* _ENTRIES SUPPLIED_:
—————
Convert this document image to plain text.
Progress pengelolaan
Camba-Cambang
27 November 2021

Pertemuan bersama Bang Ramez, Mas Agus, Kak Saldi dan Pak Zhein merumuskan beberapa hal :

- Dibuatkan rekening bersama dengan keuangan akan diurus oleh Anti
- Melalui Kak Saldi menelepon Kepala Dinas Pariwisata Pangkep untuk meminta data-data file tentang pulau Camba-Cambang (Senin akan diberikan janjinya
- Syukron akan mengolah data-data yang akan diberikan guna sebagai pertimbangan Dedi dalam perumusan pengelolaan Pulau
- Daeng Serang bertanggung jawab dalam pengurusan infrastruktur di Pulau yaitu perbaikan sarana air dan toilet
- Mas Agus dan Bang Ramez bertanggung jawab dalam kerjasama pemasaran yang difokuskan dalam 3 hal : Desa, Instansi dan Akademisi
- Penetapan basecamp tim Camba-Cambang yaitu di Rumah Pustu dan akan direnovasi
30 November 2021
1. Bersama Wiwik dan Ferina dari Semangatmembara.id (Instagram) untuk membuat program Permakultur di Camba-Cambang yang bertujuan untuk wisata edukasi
—————
* _WHAT IS REQUIRED_: Find the lines above that include the string "yang" and copy them.

* _WRITTEN SOLUTION_:
- Syukron akan mengolah data-data yang akan diberikan guna sebagai pertimbangan Dedi dalam perumusan pengelolaan Pulau
- Mas Agus dan Bang Ramez bertanggung jawab dalam kerjasama pemasaran yang difokuskan dalam 3 hal : Desa, Instansi dan Akademisi
1. Bersama Wiwik dan Ferina dari Semangatmembara.id (Instagram) untuk membuat program Permakultur di Camba-Cambang yang bertujuan untuk wisata edukasi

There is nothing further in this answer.